Figure content listings:
───
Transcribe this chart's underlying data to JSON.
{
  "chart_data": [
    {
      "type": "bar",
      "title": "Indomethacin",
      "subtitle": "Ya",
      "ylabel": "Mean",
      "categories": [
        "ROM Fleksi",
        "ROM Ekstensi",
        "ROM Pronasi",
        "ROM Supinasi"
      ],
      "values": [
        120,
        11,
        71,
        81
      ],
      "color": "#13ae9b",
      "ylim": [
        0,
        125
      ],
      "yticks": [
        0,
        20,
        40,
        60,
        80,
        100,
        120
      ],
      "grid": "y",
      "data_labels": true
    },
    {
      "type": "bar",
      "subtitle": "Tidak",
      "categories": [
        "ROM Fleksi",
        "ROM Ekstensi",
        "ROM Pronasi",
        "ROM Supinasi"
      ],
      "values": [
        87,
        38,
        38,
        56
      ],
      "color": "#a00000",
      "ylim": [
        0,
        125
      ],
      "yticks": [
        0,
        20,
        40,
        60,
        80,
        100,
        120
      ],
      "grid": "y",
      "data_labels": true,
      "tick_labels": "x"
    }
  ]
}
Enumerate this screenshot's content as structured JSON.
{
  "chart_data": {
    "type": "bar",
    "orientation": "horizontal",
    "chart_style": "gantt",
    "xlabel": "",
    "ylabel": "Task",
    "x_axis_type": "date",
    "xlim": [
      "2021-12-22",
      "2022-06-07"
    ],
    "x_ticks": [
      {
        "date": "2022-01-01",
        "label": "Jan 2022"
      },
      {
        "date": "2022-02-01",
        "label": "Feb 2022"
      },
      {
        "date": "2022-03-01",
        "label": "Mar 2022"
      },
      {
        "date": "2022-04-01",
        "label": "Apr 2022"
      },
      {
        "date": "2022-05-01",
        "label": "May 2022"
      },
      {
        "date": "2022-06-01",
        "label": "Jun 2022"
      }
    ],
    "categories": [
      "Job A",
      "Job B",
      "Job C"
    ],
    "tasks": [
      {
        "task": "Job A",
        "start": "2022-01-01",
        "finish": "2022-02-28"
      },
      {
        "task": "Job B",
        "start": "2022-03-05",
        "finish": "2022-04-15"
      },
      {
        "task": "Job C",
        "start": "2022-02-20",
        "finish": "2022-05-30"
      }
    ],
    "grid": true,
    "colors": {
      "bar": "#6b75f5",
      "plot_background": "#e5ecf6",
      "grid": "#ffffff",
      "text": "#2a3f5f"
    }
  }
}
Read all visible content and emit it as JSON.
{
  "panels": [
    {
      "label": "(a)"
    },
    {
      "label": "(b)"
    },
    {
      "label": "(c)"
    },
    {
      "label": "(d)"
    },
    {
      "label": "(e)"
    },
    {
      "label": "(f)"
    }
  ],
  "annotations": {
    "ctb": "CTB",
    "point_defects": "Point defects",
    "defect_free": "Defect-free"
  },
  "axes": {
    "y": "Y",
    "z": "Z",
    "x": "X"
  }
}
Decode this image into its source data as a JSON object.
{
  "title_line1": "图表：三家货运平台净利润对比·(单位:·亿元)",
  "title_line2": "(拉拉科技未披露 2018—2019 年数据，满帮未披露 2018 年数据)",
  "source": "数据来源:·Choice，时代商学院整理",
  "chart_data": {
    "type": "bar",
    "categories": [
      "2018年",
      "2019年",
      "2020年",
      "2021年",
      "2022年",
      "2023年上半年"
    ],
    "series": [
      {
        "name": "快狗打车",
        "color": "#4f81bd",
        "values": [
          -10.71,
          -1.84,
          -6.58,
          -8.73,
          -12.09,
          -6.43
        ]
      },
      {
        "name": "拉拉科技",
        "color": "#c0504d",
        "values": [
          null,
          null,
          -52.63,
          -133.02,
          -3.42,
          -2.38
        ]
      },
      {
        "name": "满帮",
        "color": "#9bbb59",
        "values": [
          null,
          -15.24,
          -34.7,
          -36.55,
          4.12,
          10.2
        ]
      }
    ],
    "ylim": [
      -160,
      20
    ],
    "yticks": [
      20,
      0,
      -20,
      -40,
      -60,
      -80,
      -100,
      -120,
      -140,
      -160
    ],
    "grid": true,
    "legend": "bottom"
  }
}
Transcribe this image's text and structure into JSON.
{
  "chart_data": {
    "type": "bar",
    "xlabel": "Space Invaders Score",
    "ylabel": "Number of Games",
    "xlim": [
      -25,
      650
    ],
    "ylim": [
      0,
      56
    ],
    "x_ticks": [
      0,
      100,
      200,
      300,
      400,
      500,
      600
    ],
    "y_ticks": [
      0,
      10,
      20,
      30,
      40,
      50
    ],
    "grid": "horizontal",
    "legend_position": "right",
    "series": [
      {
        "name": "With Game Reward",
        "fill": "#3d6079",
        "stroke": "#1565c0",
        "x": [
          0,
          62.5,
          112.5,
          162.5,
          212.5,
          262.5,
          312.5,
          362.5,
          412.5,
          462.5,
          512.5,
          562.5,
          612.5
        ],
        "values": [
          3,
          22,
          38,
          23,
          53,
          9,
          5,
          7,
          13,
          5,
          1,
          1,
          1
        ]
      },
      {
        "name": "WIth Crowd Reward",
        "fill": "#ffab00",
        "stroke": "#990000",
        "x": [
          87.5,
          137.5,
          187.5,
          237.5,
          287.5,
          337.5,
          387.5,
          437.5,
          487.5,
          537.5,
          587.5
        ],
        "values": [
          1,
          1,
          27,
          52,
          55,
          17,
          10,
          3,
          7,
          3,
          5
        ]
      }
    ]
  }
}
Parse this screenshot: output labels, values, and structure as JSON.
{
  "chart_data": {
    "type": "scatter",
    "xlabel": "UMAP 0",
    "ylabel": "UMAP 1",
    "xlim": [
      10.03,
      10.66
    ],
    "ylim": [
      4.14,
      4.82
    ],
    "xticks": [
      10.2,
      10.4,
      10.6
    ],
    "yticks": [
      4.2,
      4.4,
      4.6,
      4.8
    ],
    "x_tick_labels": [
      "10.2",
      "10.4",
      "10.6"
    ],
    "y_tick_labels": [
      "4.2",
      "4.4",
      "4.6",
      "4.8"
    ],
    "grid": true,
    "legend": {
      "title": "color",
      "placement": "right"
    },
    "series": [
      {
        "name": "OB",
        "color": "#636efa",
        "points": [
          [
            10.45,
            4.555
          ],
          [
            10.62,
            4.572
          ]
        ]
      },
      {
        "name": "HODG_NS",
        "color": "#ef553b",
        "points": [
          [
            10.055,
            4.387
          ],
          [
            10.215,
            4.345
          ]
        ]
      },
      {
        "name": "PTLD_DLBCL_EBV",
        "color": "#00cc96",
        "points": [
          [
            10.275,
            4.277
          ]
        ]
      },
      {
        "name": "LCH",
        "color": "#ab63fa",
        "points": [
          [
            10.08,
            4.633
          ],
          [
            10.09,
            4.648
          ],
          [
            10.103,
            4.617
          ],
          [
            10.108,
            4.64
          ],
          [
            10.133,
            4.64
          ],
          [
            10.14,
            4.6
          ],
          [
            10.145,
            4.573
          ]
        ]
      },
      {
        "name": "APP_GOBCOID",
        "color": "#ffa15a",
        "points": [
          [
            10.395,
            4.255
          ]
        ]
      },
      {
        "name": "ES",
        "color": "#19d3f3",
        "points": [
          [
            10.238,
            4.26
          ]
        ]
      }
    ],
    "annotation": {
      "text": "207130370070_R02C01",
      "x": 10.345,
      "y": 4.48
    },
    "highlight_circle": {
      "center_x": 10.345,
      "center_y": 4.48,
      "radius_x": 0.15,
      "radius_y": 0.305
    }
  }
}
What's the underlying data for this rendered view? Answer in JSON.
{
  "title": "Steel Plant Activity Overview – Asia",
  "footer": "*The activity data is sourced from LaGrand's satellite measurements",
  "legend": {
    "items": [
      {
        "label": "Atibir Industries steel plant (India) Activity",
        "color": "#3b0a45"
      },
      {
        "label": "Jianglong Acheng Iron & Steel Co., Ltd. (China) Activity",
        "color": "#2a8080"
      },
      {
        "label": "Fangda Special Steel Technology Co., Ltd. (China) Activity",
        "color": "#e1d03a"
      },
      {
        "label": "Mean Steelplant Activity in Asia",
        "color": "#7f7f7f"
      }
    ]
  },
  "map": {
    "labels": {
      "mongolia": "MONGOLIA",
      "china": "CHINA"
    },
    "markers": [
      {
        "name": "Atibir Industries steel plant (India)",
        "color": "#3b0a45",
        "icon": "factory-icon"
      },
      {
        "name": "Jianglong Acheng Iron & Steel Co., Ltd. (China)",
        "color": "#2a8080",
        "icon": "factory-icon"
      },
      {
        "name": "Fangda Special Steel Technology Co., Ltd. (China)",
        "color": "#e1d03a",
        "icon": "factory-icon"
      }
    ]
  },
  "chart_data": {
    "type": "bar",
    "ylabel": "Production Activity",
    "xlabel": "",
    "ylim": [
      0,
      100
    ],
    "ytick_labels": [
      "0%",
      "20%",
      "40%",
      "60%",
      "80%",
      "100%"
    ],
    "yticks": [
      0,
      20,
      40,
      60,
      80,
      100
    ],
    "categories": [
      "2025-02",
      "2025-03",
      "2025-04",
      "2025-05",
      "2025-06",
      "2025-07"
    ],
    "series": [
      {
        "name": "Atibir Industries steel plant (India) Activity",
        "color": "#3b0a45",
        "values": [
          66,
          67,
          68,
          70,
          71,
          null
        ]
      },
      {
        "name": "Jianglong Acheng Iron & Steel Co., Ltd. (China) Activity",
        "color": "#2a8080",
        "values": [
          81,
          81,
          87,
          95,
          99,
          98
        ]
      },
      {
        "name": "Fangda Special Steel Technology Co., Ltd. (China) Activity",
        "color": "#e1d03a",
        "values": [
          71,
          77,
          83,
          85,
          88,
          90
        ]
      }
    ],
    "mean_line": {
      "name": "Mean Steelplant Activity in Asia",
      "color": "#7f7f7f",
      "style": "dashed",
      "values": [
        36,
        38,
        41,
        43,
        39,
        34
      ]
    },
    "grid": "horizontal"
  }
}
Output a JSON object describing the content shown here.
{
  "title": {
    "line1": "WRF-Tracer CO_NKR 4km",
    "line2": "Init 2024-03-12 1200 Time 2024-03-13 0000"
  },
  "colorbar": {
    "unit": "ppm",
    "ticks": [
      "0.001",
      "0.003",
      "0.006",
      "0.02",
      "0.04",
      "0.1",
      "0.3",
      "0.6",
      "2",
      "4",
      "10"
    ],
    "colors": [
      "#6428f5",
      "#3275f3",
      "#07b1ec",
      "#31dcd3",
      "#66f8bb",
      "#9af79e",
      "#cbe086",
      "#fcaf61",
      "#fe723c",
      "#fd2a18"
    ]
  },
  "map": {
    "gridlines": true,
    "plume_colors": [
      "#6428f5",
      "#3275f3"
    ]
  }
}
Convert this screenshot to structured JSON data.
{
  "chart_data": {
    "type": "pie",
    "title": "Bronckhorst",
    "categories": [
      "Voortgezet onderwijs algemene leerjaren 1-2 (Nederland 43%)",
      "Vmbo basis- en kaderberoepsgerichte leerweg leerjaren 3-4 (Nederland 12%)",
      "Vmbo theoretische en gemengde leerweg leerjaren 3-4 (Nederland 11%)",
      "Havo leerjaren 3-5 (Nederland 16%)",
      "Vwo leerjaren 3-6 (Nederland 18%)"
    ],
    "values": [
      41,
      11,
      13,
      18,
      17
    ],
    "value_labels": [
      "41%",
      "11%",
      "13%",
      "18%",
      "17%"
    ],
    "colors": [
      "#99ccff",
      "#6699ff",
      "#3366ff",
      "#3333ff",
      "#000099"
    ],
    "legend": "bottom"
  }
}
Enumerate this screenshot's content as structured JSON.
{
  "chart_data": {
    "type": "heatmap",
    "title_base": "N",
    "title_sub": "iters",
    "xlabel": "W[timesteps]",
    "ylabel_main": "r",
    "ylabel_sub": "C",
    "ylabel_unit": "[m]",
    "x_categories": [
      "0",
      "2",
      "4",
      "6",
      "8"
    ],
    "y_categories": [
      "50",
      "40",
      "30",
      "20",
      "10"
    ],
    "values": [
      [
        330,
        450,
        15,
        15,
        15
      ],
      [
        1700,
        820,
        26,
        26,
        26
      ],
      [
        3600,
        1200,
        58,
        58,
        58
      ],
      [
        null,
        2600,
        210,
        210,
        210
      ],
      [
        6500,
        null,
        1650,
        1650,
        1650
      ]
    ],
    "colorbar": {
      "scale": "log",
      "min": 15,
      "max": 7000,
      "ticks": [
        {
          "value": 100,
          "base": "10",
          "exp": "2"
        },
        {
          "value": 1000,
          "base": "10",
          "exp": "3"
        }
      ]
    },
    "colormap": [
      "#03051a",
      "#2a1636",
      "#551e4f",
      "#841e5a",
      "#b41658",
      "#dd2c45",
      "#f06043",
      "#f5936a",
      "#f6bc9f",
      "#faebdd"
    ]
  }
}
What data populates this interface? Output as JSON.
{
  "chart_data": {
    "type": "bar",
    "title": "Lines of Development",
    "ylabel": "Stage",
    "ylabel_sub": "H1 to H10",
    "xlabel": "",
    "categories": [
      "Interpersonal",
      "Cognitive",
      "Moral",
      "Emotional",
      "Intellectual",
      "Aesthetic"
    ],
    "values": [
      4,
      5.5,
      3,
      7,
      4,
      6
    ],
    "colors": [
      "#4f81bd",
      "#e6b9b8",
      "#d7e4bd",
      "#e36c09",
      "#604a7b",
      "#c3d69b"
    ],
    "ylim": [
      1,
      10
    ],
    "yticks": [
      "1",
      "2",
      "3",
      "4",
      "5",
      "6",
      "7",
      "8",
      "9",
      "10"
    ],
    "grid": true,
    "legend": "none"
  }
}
───
Locate the word "Steelplant" in the entries, and copy every line where it is found.

        "label": "Mean Steelplant Activity in Asia",
      "name": "Mean Steelplant Activity in Asia",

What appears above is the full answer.